**Aim of the task:** Word for word, restate every line of the listing that follows.

::::

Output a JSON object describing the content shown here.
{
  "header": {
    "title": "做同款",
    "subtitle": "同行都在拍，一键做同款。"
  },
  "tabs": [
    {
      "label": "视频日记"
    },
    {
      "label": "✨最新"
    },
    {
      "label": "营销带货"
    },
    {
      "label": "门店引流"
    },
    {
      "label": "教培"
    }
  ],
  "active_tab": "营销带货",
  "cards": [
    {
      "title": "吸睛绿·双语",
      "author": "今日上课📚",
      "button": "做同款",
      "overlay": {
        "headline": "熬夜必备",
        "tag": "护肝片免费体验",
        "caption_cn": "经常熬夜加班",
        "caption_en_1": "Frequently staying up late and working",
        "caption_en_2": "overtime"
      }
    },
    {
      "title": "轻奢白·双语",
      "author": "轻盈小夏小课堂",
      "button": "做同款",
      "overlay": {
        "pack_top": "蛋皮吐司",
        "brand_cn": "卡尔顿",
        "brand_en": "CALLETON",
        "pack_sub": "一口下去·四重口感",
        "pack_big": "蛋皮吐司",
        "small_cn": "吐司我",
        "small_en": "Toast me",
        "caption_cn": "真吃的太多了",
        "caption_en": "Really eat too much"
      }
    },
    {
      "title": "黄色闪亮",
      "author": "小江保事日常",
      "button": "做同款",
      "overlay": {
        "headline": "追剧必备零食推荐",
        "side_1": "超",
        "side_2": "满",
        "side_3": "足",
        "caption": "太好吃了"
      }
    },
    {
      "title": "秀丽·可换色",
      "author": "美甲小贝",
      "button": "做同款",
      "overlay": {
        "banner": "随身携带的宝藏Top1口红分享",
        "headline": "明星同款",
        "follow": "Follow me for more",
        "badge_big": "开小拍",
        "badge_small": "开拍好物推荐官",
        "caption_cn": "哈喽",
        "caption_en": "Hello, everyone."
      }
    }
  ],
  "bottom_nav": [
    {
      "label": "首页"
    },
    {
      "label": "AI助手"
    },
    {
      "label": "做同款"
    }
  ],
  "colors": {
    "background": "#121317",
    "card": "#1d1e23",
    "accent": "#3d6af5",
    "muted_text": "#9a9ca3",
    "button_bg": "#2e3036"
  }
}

::::

**Result:**
Output a JSON object describing the content shown here.
{
  "header": {
    "title": "做同款",
    "subtitle": "同行都在拍，一键做同款。"
  },
  "tabs": [
    {
      "label": "视频日记"
    },
    {
      "label": "✨最新"
    },
    {
      "label": "营销带货"
    },
    {
      "label": "门店引流"
    },
    {
      "label": "教培"
    }
  ],
  "active_tab": "营销带货",
  "cards": [
    {
      "title": "吸睛绿·双语",
      "author": "今日上课📚",
      "button": "做同款",
      "overlay": {
        "headline": "熬夜必备",
        "tag": "护肝片免费体验",
        "caption_cn": "经常熬夜加班",
        "caption_en_1": "Frequently staying up late and working",
        "caption_en_2": "overtime"
      }
    },
    {
      "title": "轻奢白·双语",
      "author": "轻盈小夏小课堂",
      "button": "做同款",
      "overlay": {
        "pack_top": "蛋皮吐司",
        "brand_cn": "卡尔顿",
        "brand_en": "CALLETON",
        "pack_sub": "一口下去·四重口感",
        "pack_big": "蛋皮吐司",
        "small_cn": "吐司我",
        "small_en": "Toast me",
        "caption_cn": "真吃的太多了",
        "caption_en": "Really eat too much"
      }
    },
    {
      "title": "黄色闪亮",
      "author": "小江保事日常",
      "button": "做同款",
      "overlay": {
        "headline": "追剧必备零食推荐",
        "side_1": "超",
        "side_2": "满",
        "side_3": "足",
        "caption": "太好吃了"
      }
    },
    {
      "title": "秀丽·可换色",
      "author": "美甲小贝",
      "button": "做同款",
      "overlay": {
        "banner": "随身携带的宝藏Top1口红分享",
        "headline": "明星同款",
        "follow": "Follow me for more",
        "badge_big": "开小拍",
        "badge_small": "开拍好物推荐官",
        "caption_cn": "哈喽",
        "caption_en": "Hello, everyone."
      }
    }
  ],
  "bottom_nav": [
    {
      "label": "首页"
    },
    {
      "label": "AI助手"
    },
    {
      "label": "做同款"
    }
  ],
  "colors": {
    "background": "#121317",
    "card": "#1d1e23",
    "accent": "#3d6af5",
    "muted_text": "#9a9ca3",
    "button_bg": "#2e3036"
  }
}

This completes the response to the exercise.